GIVEN INSTRUCTION => Of all the lines in the records, how many hold the word "diamond"? Answer with the number only.

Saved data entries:
▶

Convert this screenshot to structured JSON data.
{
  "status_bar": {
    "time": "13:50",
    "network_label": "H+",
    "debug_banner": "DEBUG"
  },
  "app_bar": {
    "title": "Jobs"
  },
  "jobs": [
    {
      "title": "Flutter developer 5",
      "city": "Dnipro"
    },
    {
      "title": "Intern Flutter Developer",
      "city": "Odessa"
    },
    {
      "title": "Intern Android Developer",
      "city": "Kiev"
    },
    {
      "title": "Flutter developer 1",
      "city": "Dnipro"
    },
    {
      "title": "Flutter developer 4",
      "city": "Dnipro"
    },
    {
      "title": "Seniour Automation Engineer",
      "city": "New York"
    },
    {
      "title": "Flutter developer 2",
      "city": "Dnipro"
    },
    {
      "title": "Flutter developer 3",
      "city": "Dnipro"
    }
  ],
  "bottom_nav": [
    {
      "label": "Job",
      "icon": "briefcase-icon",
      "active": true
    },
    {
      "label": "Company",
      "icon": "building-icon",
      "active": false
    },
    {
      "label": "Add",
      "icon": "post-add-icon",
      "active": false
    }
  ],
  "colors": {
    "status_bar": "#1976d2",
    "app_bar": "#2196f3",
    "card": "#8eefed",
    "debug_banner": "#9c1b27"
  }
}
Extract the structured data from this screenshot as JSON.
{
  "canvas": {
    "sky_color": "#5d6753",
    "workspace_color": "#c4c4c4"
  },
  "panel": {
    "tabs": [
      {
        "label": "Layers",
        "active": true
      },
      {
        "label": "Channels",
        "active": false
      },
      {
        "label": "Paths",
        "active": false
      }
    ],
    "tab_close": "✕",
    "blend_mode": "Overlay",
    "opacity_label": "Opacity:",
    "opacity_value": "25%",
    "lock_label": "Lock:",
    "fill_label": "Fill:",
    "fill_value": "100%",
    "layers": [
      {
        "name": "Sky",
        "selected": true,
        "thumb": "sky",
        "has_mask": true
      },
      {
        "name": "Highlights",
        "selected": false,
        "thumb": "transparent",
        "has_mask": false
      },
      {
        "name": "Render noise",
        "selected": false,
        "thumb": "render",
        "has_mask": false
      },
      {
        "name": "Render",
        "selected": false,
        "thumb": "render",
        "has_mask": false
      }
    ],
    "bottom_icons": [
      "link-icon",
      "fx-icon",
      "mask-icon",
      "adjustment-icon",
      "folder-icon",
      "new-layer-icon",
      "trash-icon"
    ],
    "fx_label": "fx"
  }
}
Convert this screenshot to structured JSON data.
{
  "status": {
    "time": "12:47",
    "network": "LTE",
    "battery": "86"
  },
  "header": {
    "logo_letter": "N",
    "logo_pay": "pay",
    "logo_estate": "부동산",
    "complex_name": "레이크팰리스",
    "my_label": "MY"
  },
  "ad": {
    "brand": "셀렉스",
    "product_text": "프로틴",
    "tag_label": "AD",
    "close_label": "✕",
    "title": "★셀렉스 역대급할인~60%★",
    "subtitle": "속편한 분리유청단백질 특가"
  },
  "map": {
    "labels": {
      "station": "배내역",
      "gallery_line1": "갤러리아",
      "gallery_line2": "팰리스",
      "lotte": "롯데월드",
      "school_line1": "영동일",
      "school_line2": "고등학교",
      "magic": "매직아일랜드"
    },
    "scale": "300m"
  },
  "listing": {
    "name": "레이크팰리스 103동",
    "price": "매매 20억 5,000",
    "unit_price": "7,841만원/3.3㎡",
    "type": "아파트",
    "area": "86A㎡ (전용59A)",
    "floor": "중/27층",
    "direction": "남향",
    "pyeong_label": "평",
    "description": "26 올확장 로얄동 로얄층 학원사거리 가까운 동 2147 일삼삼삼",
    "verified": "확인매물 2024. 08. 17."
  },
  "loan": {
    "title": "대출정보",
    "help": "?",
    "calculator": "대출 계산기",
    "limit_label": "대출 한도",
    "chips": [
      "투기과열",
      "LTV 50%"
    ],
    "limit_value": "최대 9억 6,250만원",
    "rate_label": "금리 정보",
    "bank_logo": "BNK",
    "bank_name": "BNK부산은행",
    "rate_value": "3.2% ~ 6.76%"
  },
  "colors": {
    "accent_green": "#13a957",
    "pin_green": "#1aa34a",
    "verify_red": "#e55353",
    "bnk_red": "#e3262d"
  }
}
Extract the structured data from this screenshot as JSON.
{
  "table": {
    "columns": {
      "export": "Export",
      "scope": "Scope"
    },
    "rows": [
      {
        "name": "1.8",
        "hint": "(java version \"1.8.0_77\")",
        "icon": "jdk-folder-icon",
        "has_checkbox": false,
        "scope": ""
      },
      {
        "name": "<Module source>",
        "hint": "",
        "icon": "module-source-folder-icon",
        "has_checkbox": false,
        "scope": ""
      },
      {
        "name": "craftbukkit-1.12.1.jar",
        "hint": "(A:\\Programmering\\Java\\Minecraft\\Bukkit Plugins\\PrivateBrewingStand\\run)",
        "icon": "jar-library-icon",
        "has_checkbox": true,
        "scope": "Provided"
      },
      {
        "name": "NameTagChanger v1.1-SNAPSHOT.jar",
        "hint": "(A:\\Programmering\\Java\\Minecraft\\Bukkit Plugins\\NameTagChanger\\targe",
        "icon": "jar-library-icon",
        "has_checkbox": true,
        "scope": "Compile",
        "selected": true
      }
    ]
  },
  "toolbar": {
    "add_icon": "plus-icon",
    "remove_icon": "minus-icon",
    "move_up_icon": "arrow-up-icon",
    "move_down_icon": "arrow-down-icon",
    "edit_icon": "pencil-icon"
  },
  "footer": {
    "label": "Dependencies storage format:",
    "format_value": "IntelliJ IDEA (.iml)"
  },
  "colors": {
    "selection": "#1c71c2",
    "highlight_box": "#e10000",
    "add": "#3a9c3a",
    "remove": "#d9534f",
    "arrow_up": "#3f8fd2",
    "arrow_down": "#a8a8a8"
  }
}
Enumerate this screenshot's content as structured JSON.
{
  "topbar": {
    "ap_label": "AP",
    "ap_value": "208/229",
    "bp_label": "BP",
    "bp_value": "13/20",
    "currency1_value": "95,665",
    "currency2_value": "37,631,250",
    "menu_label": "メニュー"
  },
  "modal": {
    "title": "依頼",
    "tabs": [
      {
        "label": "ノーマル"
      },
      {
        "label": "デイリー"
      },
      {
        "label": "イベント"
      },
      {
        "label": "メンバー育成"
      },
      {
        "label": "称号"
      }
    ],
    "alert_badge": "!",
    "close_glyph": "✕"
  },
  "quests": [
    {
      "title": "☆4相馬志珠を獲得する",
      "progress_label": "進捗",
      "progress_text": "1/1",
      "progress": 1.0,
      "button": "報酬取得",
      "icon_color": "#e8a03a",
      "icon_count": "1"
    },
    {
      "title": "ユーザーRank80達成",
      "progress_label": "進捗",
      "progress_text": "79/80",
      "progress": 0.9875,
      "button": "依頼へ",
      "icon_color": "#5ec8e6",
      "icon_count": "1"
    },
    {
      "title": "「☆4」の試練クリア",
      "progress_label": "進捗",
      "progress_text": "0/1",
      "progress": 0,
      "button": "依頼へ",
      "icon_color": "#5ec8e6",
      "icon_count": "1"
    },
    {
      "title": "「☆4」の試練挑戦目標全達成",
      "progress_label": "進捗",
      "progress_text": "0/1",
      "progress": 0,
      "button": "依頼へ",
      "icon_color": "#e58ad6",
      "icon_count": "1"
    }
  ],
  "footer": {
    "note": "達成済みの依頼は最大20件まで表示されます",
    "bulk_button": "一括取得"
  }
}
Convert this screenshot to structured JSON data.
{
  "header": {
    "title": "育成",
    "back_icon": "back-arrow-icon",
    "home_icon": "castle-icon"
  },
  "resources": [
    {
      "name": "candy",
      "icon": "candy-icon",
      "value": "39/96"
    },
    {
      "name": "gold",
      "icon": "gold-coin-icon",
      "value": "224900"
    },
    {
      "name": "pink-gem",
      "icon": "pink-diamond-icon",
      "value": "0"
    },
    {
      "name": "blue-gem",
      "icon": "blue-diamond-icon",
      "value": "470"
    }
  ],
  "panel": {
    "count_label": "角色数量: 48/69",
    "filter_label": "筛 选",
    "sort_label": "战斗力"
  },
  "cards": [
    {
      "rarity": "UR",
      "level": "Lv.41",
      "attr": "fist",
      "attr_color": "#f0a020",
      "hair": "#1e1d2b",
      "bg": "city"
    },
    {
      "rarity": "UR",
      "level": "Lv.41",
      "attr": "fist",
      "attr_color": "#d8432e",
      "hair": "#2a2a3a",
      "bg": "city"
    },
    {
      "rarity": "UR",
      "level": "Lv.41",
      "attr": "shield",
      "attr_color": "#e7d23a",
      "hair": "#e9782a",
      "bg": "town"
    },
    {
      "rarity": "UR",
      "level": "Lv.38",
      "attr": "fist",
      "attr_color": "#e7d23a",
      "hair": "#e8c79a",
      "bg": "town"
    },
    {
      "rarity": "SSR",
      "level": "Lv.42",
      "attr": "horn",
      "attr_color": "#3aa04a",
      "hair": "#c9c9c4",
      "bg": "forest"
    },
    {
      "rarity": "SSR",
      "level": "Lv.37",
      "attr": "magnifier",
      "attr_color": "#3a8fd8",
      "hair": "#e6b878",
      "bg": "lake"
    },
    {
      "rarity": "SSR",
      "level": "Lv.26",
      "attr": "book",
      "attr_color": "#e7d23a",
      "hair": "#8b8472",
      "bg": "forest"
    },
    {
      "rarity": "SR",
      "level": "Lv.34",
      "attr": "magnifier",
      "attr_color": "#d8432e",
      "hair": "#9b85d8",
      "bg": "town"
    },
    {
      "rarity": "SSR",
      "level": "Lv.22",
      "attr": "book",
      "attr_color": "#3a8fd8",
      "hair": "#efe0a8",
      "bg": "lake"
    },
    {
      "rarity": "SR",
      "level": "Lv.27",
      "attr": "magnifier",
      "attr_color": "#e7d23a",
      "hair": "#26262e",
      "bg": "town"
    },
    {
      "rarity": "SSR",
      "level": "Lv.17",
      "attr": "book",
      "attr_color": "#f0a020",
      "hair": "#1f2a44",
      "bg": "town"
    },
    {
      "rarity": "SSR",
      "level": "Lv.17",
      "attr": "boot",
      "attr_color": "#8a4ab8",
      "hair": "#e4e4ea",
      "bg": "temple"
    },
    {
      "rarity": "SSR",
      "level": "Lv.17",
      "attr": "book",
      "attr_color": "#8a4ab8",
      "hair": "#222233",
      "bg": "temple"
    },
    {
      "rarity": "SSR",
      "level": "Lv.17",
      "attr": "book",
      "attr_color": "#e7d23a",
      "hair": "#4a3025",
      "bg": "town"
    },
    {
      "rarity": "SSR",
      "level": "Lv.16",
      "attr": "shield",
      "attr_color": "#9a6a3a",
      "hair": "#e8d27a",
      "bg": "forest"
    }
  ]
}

◀

RESPONSE TO THE TASK => 2